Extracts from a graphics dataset
━━━━━━━━━━━━━━━━━━━━

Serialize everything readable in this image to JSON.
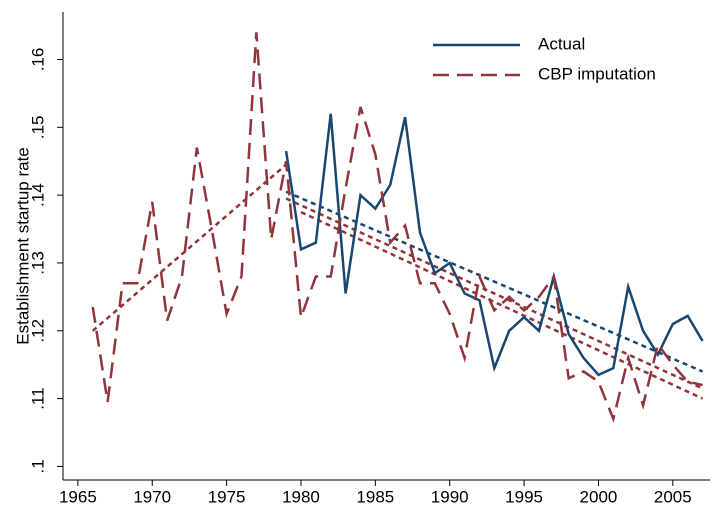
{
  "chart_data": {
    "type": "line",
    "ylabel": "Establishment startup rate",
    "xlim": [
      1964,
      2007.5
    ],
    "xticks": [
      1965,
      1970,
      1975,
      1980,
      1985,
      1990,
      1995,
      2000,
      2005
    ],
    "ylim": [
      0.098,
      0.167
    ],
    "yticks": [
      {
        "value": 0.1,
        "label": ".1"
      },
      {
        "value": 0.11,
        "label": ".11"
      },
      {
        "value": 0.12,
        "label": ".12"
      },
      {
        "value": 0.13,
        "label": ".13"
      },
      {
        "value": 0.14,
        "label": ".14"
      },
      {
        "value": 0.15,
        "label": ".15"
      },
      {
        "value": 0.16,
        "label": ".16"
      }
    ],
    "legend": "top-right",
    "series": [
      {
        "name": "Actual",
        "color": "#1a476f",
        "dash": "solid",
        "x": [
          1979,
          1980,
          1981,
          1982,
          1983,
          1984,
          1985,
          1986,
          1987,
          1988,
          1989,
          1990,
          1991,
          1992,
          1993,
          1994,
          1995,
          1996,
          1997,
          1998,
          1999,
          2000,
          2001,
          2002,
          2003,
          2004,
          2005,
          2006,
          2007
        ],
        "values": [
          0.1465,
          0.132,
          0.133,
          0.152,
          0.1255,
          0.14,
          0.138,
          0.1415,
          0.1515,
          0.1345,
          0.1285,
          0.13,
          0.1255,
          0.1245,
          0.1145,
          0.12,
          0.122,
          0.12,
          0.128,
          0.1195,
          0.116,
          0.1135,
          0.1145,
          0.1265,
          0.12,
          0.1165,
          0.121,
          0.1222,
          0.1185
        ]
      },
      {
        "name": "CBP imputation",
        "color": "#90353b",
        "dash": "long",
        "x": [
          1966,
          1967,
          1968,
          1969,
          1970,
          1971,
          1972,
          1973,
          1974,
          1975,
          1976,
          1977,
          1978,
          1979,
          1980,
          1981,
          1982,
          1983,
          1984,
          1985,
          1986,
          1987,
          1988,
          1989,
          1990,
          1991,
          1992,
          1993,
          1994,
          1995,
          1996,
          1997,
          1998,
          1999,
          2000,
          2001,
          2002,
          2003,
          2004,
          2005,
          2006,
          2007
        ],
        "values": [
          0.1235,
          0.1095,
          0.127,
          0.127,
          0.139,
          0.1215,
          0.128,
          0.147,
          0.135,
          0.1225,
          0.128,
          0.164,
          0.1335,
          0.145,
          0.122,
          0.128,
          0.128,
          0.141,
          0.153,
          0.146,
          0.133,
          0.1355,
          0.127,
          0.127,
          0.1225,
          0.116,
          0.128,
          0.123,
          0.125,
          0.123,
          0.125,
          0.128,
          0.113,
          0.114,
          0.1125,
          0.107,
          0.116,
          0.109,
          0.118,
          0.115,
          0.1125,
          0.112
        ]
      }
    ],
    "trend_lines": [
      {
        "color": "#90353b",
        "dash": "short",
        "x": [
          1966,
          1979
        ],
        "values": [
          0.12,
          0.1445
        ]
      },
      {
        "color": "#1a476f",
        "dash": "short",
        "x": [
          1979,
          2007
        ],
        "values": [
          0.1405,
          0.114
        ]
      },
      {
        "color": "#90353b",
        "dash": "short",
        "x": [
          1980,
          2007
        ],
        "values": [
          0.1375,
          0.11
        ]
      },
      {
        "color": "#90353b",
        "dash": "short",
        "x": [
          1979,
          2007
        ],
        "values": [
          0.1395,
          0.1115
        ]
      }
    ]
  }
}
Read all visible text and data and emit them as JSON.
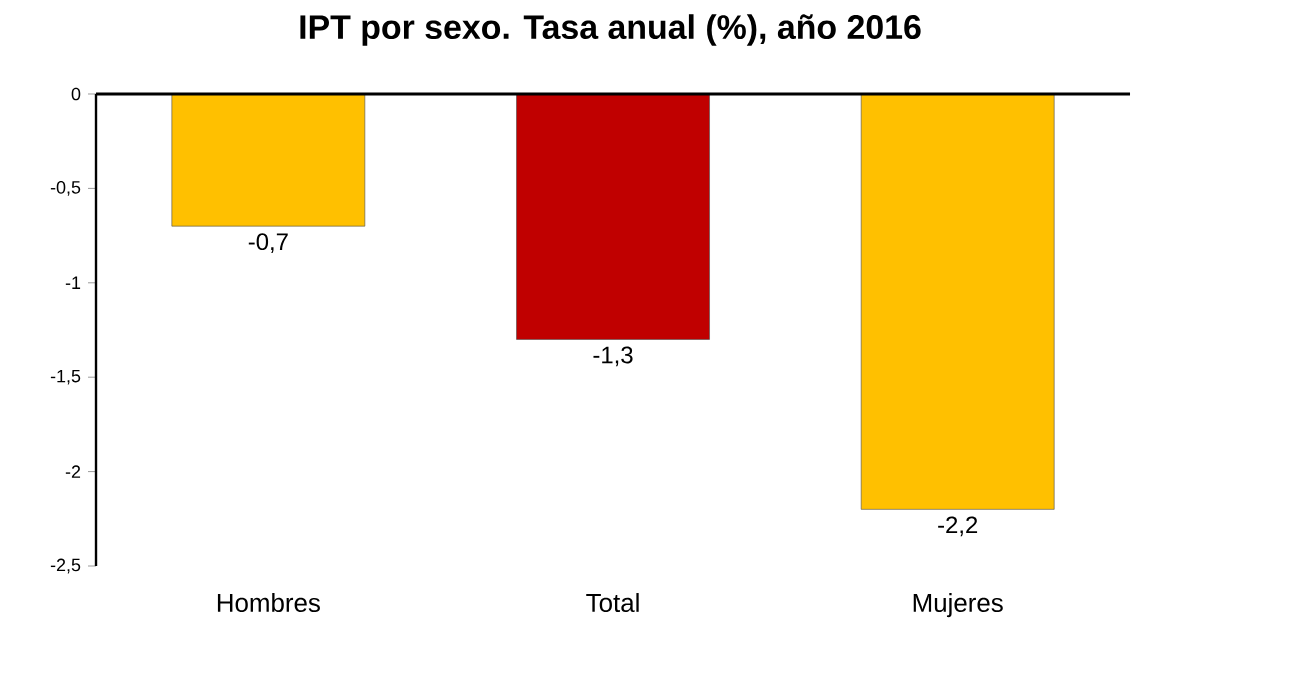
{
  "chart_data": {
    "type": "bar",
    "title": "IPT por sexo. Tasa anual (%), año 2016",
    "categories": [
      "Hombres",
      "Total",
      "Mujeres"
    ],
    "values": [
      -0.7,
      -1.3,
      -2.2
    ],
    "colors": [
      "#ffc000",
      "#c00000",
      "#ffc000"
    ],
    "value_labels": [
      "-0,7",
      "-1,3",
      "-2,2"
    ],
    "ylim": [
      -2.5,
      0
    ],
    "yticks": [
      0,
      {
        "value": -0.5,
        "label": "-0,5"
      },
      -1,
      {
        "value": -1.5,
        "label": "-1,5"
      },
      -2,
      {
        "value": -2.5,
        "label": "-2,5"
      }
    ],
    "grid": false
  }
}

━━━━━━━━━━━━━━━━━━━━

§ **The task**
Drop the images and quote the entries word for word.

§ **Solution for this task**
Serialize everything readable in this image to JSON.
{
  "chart_data": {
    "type": "line",
    "ylabel": "Establishment startup rate",
    "xlim": [
      1964,
      2007.5
    ],
    "xticks": [
      1965,
      1970,
      1975,
      1980,
      1985,
      1990,
      1995,
      2000,
      2005
    ],
    "ylim": [
      0.098,
      0.167
    ],
    "yticks": [
      {
        "value": 0.1,
        "label": ".1"
      },
      {
        "value": 0.11,
        "label": ".11"
      },
      {
        "value": 0.12,
        "label": ".12"
      },
      {
        "value": 0.13,
        "label": ".13"
      },
      {
        "value": 0.14,
        "label": ".14"
      },
      {
        "value": 0.15,
        "label": ".15"
      },
      {
        "value": 0.16,
        "label": ".16"
      }
    ],
    "legend": "top-right",
    "series": [
      {
        "name": "Actual",
        "color": "#1a476f",
        "dash": "solid",
        "x": [
          1979,
          1980,
          1981,
          1982,
          1983,
          1984,
          1985,
          1986,
          1987,
          1988,
          1989,
          1990,
          1991,
          1992,
          1993,
          1994,
          1995,
          1996,
          1997,
          1998,
          1999,
          2000,
          2001,
          2002,
          2003,
          2004,
          2005,
          2006,
          2007
        ],
        "values": [
          0.1465,
          0.132,
          0.133,
          0.152,
          0.1255,
          0.14,
          0.138,
          0.1415,
          0.1515,
          0.1345,
          0.1285,
          0.13,
          0.1255,
          0.1245,
          0.1145,
          0.12,
          0.122,
          0.12,
          0.128,
          0.1195,
          0.116,
          0.1135,
          0.1145,
          0.1265,
          0.12,
          0.1165,
          0.121,
          0.1222,
          0.1185
        ]
      },
      {
        "name": "CBP imputation",
        "color": "#90353b",
        "dash": "long",
        "x": [
          1966,
          1967,
          1968,
          1969,
          1970,
          1971,
          1972,
          1973,
          1974,
          1975,
          1976,
          1977,
          1978,
          1979,
          1980,
          1981,
          1982,
          1983,
          1984,
          1985,
          1986,
          1987,
          1988,
          1989,
          1990,
          1991,
          1992,
          1993,
          1994,
          1995,
          1996,
          1997,
          1998,
          1999,
          2000,
          2001,
          2002,
          2003,
          2004,
          2005,
          2006,
          2007
        ],
        "values": [
          0.1235,
          0.1095,
          0.127,
          0.127,
          0.139,
          0.1215,
          0.128,
          0.147,
          0.135,
          0.1225,
          0.128,
          0.164,
          0.1335,
          0.145,
          0.122,
          0.128,
          0.128,
          0.141,
          0.153,
          0.146,
          0.133,
          0.1355,
          0.127,
          0.127,
          0.1225,
          0.116,
          0.128,
          0.123,
          0.125,
          0.123,
          0.125,
          0.128,
          0.113,
          0.114,
          0.1125,
          0.107,
          0.116,
          0.109,
          0.118,
          0.115,
          0.1125,
          0.112
        ]
      }
    ],
    "trend_lines": [
      {
        "color": "#90353b",
        "dash": "short",
        "x": [
          1966,
          1979
        ],
        "values": [
          0.12,
          0.1445
        ]
      },
      {
        "color": "#1a476f",
        "dash": "short",
        "x": [
          1979,
          2007
        ],
        "values": [
          0.1405,
          0.114
        ]
      },
      {
        "color": "#90353b",
        "dash": "short",
        "x": [
          1980,
          2007
        ],
        "values": [
          0.1375,
          0.11
        ]
      },
      {
        "color": "#90353b",
        "dash": "short",
        "x": [
          1979,
          2007
        ],
        "values": [
          0.1395,
          0.1115
        ]
      }
    ]
  }
}
Read all visible text and data and emit them as JSON.
{
  "chart_data": {
    "type": "bar",
    "title": "IPT por sexo. Tasa anual (%), año 2016",
    "categories": [
      "Hombres",
      "Total",
      "Mujeres"
    ],
    "values": [
      -0.7,
      -1.3,
      -2.2
    ],
    "colors": [
      "#ffc000",
      "#c00000",
      "#ffc000"
    ],
    "value_labels": [
      "-0,7",
      "-1,3",
      "-2,2"
    ],
    "ylim": [
      -2.5,
      0
    ],
    "yticks": [
      0,
      {
        "value": -0.5,
        "label": "-0,5"
      },
      -1,
      {
        "value": -1.5,
        "label": "-1,5"
      },
      -2,
      {
        "value": -2.5,
        "label": "-2,5"
      }
    ],
    "grid": false
  }
}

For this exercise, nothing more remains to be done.